** Begin **
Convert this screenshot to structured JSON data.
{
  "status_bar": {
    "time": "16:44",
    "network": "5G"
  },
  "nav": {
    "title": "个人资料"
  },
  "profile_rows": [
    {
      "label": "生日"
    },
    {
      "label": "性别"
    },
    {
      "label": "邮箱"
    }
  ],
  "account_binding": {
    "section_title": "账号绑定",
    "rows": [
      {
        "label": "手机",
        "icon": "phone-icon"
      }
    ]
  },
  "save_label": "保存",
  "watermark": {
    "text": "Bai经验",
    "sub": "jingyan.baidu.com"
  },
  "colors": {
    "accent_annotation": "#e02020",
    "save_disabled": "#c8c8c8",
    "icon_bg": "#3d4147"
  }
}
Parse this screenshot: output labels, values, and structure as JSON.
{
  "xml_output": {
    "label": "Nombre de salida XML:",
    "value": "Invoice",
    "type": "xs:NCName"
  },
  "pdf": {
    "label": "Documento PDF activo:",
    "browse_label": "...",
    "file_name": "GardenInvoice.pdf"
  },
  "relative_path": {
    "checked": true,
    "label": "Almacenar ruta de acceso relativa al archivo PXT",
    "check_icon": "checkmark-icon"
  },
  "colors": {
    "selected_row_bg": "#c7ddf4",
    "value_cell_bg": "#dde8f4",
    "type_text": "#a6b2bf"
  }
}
** End **
◆ **DIRECTIONS**: Repeat the records above exactly as they appear.

◆ **FINISHED EXERCISE**:
Convert this screenshot to structured JSON data.
{
  "status_bar": {
    "time": "16:44",
    "network": "5G"
  },
  "nav": {
    "title": "个人资料"
  },
  "profile_rows": [
    {
      "label": "生日"
    },
    {
      "label": "性别"
    },
    {
      "label": "邮箱"
    }
  ],
  "account_binding": {
    "section_title": "账号绑定",
    "rows": [
      {
        "label": "手机",
        "icon": "phone-icon"
      }
    ]
  },
  "save_label": "保存",
  "watermark": {
    "text": "Bai经验",
    "sub": "jingyan.baidu.com"
  },
  "colors": {
    "accent_annotation": "#e02020",
    "save_disabled": "#c8c8c8",
    "icon_bg": "#3d4147"
  }
}
Parse this screenshot: output labels, values, and structure as JSON.
{
  "xml_output": {
    "label": "Nombre de salida XML:",
    "value": "Invoice",
    "type": "xs:NCName"
  },
  "pdf": {
    "label": "Documento PDF activo:",
    "browse_label": "...",
    "file_name": "GardenInvoice.pdf"
  },
  "relative_path": {
    "checked": true,
    "label": "Almacenar ruta de acceso relativa al archivo PXT",
    "check_icon": "checkmark-icon"
  },
  "colors": {
    "selected_row_bg": "#c7ddf4",
    "value_cell_bg": "#dde8f4",
    "type_text": "#a6b2bf"
  }
}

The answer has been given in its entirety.